<<<<

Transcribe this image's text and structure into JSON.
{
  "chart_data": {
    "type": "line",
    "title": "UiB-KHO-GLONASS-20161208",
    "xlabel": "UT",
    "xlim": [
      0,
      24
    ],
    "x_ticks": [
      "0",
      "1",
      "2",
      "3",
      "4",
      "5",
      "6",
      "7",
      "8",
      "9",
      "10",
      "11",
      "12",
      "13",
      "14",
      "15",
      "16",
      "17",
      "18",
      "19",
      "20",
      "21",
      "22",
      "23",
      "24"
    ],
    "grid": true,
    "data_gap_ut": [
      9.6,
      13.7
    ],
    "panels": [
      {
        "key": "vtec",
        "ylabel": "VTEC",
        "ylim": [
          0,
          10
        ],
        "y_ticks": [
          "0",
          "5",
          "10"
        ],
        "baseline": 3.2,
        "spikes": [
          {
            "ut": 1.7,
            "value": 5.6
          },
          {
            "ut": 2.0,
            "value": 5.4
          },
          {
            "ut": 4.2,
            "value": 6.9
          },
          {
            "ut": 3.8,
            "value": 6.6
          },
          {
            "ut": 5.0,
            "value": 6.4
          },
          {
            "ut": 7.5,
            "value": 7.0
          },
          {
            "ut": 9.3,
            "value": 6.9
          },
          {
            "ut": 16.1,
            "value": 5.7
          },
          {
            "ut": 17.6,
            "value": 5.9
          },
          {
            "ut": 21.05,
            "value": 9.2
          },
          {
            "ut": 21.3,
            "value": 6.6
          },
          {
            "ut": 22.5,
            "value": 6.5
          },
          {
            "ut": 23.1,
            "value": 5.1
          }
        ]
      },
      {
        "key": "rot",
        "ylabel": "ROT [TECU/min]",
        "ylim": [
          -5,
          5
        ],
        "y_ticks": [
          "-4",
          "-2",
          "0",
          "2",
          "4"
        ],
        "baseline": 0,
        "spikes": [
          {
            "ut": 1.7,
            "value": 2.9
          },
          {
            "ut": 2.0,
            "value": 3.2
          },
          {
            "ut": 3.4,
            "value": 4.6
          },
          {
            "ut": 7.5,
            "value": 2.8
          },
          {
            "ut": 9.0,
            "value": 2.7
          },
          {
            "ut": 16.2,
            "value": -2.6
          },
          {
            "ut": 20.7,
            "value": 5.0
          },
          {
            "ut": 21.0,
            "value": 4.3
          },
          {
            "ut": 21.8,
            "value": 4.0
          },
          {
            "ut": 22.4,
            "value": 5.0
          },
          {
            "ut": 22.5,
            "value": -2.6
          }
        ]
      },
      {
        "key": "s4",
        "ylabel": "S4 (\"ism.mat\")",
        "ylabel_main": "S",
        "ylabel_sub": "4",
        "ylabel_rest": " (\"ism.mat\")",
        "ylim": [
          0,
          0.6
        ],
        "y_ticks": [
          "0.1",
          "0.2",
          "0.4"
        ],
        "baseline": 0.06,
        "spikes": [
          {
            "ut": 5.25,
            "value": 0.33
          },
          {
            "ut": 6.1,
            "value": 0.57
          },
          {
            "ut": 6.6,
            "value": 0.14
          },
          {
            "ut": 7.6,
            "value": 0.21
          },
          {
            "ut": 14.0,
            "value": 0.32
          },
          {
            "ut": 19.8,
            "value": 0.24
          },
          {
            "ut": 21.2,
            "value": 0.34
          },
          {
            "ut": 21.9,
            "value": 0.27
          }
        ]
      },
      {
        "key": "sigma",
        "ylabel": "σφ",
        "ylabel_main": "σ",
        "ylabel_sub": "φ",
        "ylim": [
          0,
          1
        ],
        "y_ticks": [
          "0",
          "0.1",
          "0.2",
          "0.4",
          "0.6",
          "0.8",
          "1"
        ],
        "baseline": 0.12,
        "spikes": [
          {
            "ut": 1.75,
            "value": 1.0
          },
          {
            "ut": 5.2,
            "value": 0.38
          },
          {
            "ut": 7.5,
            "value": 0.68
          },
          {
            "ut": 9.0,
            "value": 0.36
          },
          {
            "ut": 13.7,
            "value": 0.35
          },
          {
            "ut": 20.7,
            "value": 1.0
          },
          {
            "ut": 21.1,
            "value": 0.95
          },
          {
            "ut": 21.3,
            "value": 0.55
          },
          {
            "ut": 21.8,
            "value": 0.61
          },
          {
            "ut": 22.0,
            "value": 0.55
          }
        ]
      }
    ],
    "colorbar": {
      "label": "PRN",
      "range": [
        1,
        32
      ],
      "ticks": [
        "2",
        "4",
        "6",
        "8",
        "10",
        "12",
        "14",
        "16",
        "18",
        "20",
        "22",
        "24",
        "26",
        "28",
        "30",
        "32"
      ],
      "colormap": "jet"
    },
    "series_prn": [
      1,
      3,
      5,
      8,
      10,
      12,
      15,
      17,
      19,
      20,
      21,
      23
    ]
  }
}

>>>>

What you are asked to do:
Lines containing the word "baseline" are to be tallied; report only the total.

Finished exercise:
4